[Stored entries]
------------------------------
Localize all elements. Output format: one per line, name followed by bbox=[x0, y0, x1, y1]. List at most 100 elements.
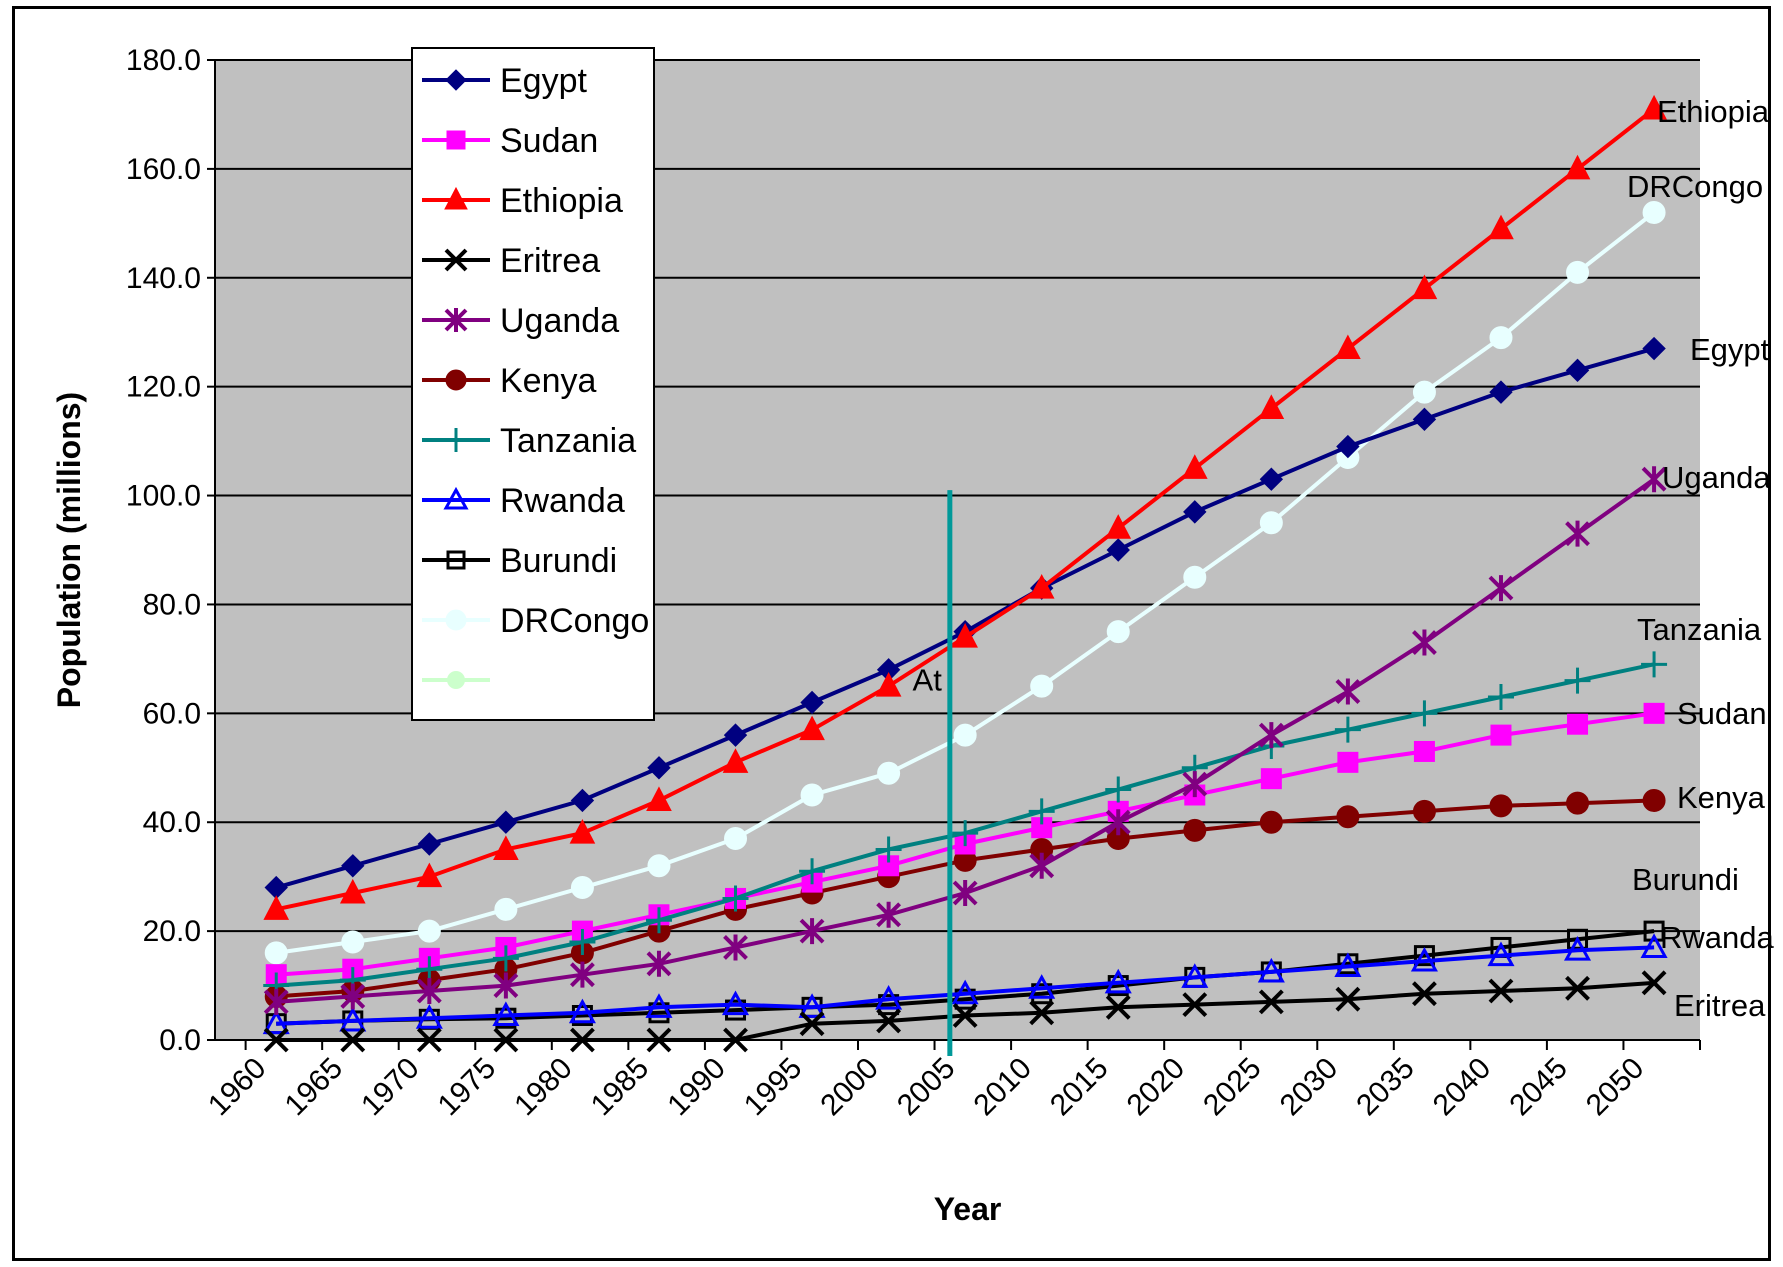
marker-diamond bbox=[1565, 358, 1590, 383]
marker-star bbox=[876, 901, 902, 928]
marker-x bbox=[1488, 978, 1514, 1004]
legend-label: Ethiopia bbox=[500, 182, 623, 220]
marker-diamond bbox=[800, 690, 824, 715]
marker-square bbox=[1337, 751, 1359, 773]
marker-diamond bbox=[647, 756, 671, 780]
marker-diamond bbox=[1259, 467, 1284, 491]
marker-square bbox=[1643, 702, 1665, 724]
marker-triangle bbox=[263, 895, 290, 920]
marker-star bbox=[340, 983, 366, 1010]
marker-circle bbox=[494, 897, 518, 921]
marker-star bbox=[570, 961, 595, 988]
marker-diamond bbox=[1489, 380, 1513, 404]
legend-item-eritrea: Eritrea bbox=[422, 242, 600, 280]
marker-open-square bbox=[446, 550, 466, 570]
legend-item-sudan: Sudan bbox=[422, 122, 598, 160]
marker-circle bbox=[1412, 380, 1436, 404]
vertical-marker-note: At bbox=[913, 663, 943, 698]
x-tick-label: 2050 bbox=[1580, 1052, 1651, 1123]
marker-circle bbox=[953, 723, 977, 747]
marker-diamond bbox=[570, 788, 595, 813]
legend-label: Egypt bbox=[500, 62, 587, 100]
legend-item-burundi: Burundi bbox=[422, 542, 617, 580]
marker-plus bbox=[952, 820, 979, 847]
marker-circle bbox=[800, 783, 824, 807]
series-rwanda bbox=[262, 933, 1668, 1035]
series-ethiopia bbox=[263, 94, 1667, 920]
x-tick-label: 2010 bbox=[967, 1052, 1038, 1123]
y-tick-label: 40.0 bbox=[143, 806, 201, 839]
marker-diamond bbox=[494, 810, 518, 834]
marker-circle bbox=[1183, 818, 1207, 842]
marker-triangle bbox=[1335, 334, 1361, 360]
marker-open-triangle bbox=[1334, 952, 1362, 977]
marker-diamond bbox=[1642, 336, 1666, 361]
marker-circle bbox=[1336, 805, 1360, 829]
legend-label: Kenya bbox=[500, 362, 596, 400]
marker-x bbox=[444, 248, 468, 272]
marker-plus bbox=[1564, 667, 1591, 694]
marker-diamond bbox=[445, 69, 467, 91]
marker-plus bbox=[444, 428, 468, 452]
marker-star bbox=[799, 918, 825, 945]
marker-x bbox=[416, 1027, 442, 1053]
marker-circle bbox=[341, 930, 365, 954]
x-tick-label: 2040 bbox=[1427, 1052, 1498, 1123]
x-tick-labels: 1960 1965 1970 1975 1980 1985 1990 1995 2000 2005… bbox=[202, 1052, 1650, 1123]
marker-star bbox=[1488, 575, 1514, 602]
end-label-egypt: Egypt bbox=[1690, 332, 1770, 367]
x-tick-label: 1960 bbox=[202, 1052, 273, 1123]
marker-plus bbox=[1641, 651, 1668, 678]
marker-star bbox=[723, 934, 748, 961]
x-axis-title: Year bbox=[934, 1191, 1002, 1227]
x-tick-label: 1975 bbox=[432, 1052, 503, 1123]
marker-triangle bbox=[1258, 394, 1285, 419]
marker-x bbox=[263, 1027, 289, 1053]
marker-open-triangle bbox=[645, 993, 673, 1018]
legend-item-ethiopia: Ethiopia bbox=[422, 182, 623, 220]
marker-circle bbox=[1259, 810, 1283, 834]
y-tick-label: 80.0 bbox=[143, 588, 201, 621]
marker-triangle bbox=[416, 862, 443, 888]
marker-x bbox=[952, 1003, 978, 1028]
marker-circle bbox=[1489, 794, 1513, 818]
y-tick-label: 180.0 bbox=[126, 44, 201, 77]
marker-square bbox=[446, 130, 466, 150]
marker-x bbox=[723, 1027, 748, 1053]
marker-open-triangle bbox=[568, 998, 596, 1024]
marker-star bbox=[1105, 809, 1131, 836]
marker-triangle bbox=[1028, 574, 1055, 599]
y-tick-label: 60.0 bbox=[143, 697, 201, 730]
legend-label: DRCongo bbox=[500, 602, 649, 640]
marker-open-triangle bbox=[875, 985, 903, 1010]
marker-plus bbox=[416, 956, 443, 983]
x-tick-label: 2015 bbox=[1044, 1052, 1115, 1123]
marker-plus bbox=[645, 907, 672, 934]
marker-star bbox=[263, 988, 289, 1015]
end-label-drcongo: DRCongo bbox=[1627, 169, 1763, 204]
marker-triangle bbox=[1641, 94, 1667, 120]
marker-triangle bbox=[722, 748, 749, 773]
marker-x bbox=[1335, 986, 1361, 1012]
marker-circle bbox=[1183, 565, 1207, 589]
marker-triangle bbox=[569, 819, 596, 844]
marker-triangle bbox=[339, 878, 366, 904]
marker-triangle bbox=[1488, 214, 1514, 240]
marker-x bbox=[340, 1027, 366, 1053]
legend-label: Uganda bbox=[500, 302, 619, 340]
marker-plus bbox=[1105, 776, 1132, 803]
marker-open-triangle bbox=[339, 1006, 367, 1032]
marker-x bbox=[493, 1027, 519, 1053]
x-tick-label: 1995 bbox=[738, 1052, 809, 1123]
marker-plus bbox=[875, 836, 902, 863]
legend-item-kenya: Kenya bbox=[422, 362, 596, 400]
marker-diamond bbox=[1106, 538, 1130, 562]
legend-label: Tanzania bbox=[500, 422, 636, 460]
marker-plus bbox=[1334, 716, 1361, 743]
marker-diamond bbox=[417, 832, 442, 856]
legend-label: Burundi bbox=[500, 542, 617, 580]
marker-x bbox=[799, 1011, 825, 1037]
marker-open-triangle bbox=[262, 1009, 290, 1035]
marker-x bbox=[1105, 994, 1131, 1020]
------------------------------
* SHORT TASK: Repeat every line of the material above word for word, leaving out the pictures.

* ANSWER TO THIS TASK:
Localize all elements. Output format: one per line, name followed by bbox=[x0, y0, x1, y1]. List at most 100 elements.
marker-diamond bbox=[1565, 358, 1590, 383]
marker-star bbox=[876, 901, 902, 928]
marker-x bbox=[1488, 978, 1514, 1004]
legend-label: Ethiopia bbox=[500, 182, 623, 220]
marker-diamond bbox=[800, 690, 824, 715]
marker-square bbox=[1337, 751, 1359, 773]
marker-diamond bbox=[647, 756, 671, 780]
marker-diamond bbox=[1259, 467, 1284, 491]
marker-square bbox=[1643, 702, 1665, 724]
marker-triangle bbox=[263, 895, 290, 920]
marker-star bbox=[340, 983, 366, 1010]
marker-circle bbox=[494, 897, 518, 921]
marker-star bbox=[570, 961, 595, 988]
marker-diamond bbox=[1489, 380, 1513, 404]
legend-item-eritrea: Eritrea bbox=[422, 242, 600, 280]
marker-open-square bbox=[446, 550, 466, 570]
legend-item-sudan: Sudan bbox=[422, 122, 598, 160]
marker-circle bbox=[1412, 380, 1436, 404]
vertical-marker-note: At bbox=[913, 663, 943, 698]
x-tick-label: 2050 bbox=[1580, 1052, 1651, 1123]
marker-circle bbox=[953, 723, 977, 747]
marker-diamond bbox=[570, 788, 595, 813]
legend-label: Egypt bbox=[500, 62, 587, 100]
legend-item-burundi: Burundi bbox=[422, 542, 617, 580]
marker-plus bbox=[952, 820, 979, 847]
marker-circle bbox=[800, 783, 824, 807]
series-rwanda bbox=[262, 933, 1668, 1035]
series-ethiopia bbox=[263, 94, 1667, 920]
x-tick-label: 2010 bbox=[967, 1052, 1038, 1123]
y-tick-label: 40.0 bbox=[143, 806, 201, 839]
marker-diamond bbox=[494, 810, 518, 834]
marker-circle bbox=[1183, 818, 1207, 842]
marker-triangle bbox=[1335, 334, 1361, 360]
marker-open-triangle bbox=[1334, 952, 1362, 977]
marker-diamond bbox=[1642, 336, 1666, 361]
marker-circle bbox=[1336, 805, 1360, 829]
legend-label: Kenya bbox=[500, 362, 596, 400]
marker-x bbox=[444, 248, 468, 272]
marker-plus bbox=[1564, 667, 1591, 694]
marker-diamond bbox=[445, 69, 467, 91]
marker-plus bbox=[444, 428, 468, 452]
marker-star bbox=[799, 918, 825, 945]
marker-x bbox=[416, 1027, 442, 1053]
marker-circle bbox=[341, 930, 365, 954]
x-tick-label: 2040 bbox=[1427, 1052, 1498, 1123]
x-tick-labels: 1960 1965 1970 1975 1980 1985 1990 1995 2000 2005… bbox=[202, 1052, 1650, 1123]
marker-star bbox=[1488, 575, 1514, 602]
end-label-egypt: Egypt bbox=[1690, 332, 1770, 367]
x-tick-label: 1960 bbox=[202, 1052, 273, 1123]
marker-plus bbox=[1641, 651, 1668, 678]
marker-star bbox=[723, 934, 748, 961]
x-axis-title: Year bbox=[934, 1191, 1002, 1227]
x-tick-label: 1975 bbox=[432, 1052, 503, 1123]
marker-triangle bbox=[1258, 394, 1285, 419]
marker-x bbox=[263, 1027, 289, 1053]
marker-open-triangle bbox=[645, 993, 673, 1018]
legend-item-ethiopia: Ethiopia bbox=[422, 182, 623, 220]
marker-circle bbox=[1259, 810, 1283, 834]
y-tick-label: 80.0 bbox=[143, 588, 201, 621]
marker-triangle bbox=[416, 862, 443, 888]
marker-x bbox=[952, 1003, 978, 1028]
marker-circle bbox=[1489, 794, 1513, 818]
y-tick-label: 180.0 bbox=[126, 44, 201, 77]
marker-square bbox=[446, 130, 466, 150]
marker-x bbox=[723, 1027, 748, 1053]
marker-open-triangle bbox=[568, 998, 596, 1024]
marker-star bbox=[1105, 809, 1131, 836]
marker-triangle bbox=[1028, 574, 1055, 599]
y-tick-label: 60.0 bbox=[143, 697, 201, 730]
legend-label: DRCongo bbox=[500, 602, 649, 640]
marker-open-triangle bbox=[875, 985, 903, 1010]
marker-plus bbox=[416, 956, 443, 983]
x-tick-label: 2015 bbox=[1044, 1052, 1115, 1123]
marker-plus bbox=[645, 907, 672, 934]
marker-star bbox=[263, 988, 289, 1015]
end-label-drcongo: DRCongo bbox=[1627, 169, 1763, 204]
marker-triangle bbox=[1641, 94, 1667, 120]
marker-triangle bbox=[722, 748, 749, 773]
marker-x bbox=[1335, 986, 1361, 1012]
marker-circle bbox=[1183, 565, 1207, 589]
marker-triangle bbox=[569, 819, 596, 844]
marker-triangle bbox=[339, 878, 366, 904]
marker-triangle bbox=[1488, 214, 1514, 240]
marker-x bbox=[340, 1027, 366, 1053]
legend-label: Uganda bbox=[500, 302, 619, 340]
marker-plus bbox=[1105, 776, 1132, 803]
marker-open-triangle bbox=[339, 1006, 367, 1032]
marker-x bbox=[493, 1027, 519, 1053]
x-tick-label: 1995 bbox=[738, 1052, 809, 1123]
marker-plus bbox=[875, 836, 902, 863]
legend-item-kenya: Kenya bbox=[422, 362, 596, 400]
marker-diamond bbox=[1106, 538, 1130, 562]
legend-label: Tanzania bbox=[500, 422, 636, 460]
marker-plus bbox=[1334, 716, 1361, 743]
marker-diamond bbox=[417, 832, 442, 856]
legend-label: Burundi bbox=[500, 542, 617, 580]
marker-x bbox=[799, 1011, 825, 1037]
marker-open-triangle bbox=[262, 1009, 290, 1035]
marker-x bbox=[1105, 994, 1131, 1020]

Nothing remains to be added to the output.